[PROBLEM] Give the number of lines below that contain "Veränderung", with no other output.

(Figure contents as structured data)
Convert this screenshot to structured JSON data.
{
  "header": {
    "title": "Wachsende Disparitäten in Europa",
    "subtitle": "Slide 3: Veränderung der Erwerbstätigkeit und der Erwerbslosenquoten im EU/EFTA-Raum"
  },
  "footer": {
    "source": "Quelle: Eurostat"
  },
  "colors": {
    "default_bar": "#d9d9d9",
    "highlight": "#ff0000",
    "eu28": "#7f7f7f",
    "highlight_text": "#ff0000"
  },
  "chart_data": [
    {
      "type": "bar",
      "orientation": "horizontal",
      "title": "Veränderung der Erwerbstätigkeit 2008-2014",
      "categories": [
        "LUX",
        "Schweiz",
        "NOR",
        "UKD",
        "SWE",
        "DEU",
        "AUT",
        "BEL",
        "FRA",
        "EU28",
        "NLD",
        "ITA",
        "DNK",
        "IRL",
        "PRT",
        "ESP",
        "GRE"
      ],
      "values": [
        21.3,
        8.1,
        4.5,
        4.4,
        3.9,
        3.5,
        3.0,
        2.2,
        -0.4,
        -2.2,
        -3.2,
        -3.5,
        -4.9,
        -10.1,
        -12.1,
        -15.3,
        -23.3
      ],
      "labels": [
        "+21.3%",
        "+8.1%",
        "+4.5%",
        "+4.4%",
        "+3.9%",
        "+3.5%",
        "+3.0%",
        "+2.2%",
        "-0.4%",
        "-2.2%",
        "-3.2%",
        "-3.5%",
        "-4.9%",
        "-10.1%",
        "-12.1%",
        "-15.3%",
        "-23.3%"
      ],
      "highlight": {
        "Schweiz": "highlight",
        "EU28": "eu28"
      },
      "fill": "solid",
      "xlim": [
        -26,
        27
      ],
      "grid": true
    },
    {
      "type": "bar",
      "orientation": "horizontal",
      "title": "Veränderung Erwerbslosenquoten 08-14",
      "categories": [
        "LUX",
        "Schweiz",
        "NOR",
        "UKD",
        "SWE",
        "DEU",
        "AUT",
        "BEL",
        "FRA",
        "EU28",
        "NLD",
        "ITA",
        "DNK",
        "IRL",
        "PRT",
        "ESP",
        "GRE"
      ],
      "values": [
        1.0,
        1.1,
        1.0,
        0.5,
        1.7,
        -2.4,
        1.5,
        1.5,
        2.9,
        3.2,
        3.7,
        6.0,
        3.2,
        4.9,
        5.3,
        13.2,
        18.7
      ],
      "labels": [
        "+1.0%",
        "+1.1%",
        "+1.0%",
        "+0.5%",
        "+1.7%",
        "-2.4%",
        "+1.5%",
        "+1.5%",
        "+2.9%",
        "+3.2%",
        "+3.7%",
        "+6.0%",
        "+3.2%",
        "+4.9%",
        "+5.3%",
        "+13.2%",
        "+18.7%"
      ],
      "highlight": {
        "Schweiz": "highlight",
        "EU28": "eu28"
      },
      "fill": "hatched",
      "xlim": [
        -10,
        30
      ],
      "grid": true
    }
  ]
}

[RESULT BELOW] 3